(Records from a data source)
────────
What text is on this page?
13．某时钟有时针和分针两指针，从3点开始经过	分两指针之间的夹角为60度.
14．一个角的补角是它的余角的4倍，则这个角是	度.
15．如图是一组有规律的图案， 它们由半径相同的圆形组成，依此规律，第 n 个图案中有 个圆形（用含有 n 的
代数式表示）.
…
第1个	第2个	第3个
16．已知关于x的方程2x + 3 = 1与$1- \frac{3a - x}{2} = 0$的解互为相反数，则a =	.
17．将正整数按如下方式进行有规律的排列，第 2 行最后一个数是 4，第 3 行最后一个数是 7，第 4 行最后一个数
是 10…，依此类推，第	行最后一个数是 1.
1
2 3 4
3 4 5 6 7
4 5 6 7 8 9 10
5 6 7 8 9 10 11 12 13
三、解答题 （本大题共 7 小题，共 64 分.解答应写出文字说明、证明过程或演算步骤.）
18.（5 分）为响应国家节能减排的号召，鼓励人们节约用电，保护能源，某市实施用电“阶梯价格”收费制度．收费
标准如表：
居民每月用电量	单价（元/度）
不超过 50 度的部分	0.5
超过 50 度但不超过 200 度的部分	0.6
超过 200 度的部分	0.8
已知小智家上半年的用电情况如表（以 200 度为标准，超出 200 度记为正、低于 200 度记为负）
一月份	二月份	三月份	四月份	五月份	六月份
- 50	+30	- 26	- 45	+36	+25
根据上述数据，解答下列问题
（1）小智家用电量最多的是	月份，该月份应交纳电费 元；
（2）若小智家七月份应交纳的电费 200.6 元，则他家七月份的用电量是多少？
────────
* EXERCISE:
All lines in the data that contain the word "度的部分" should be copied.

* EXERCISE RESPONSE:
不超过 50 度的部分	0.5
超过 50 度但不超过 200 度的部分	0.6
超过 200 度的部分	0.8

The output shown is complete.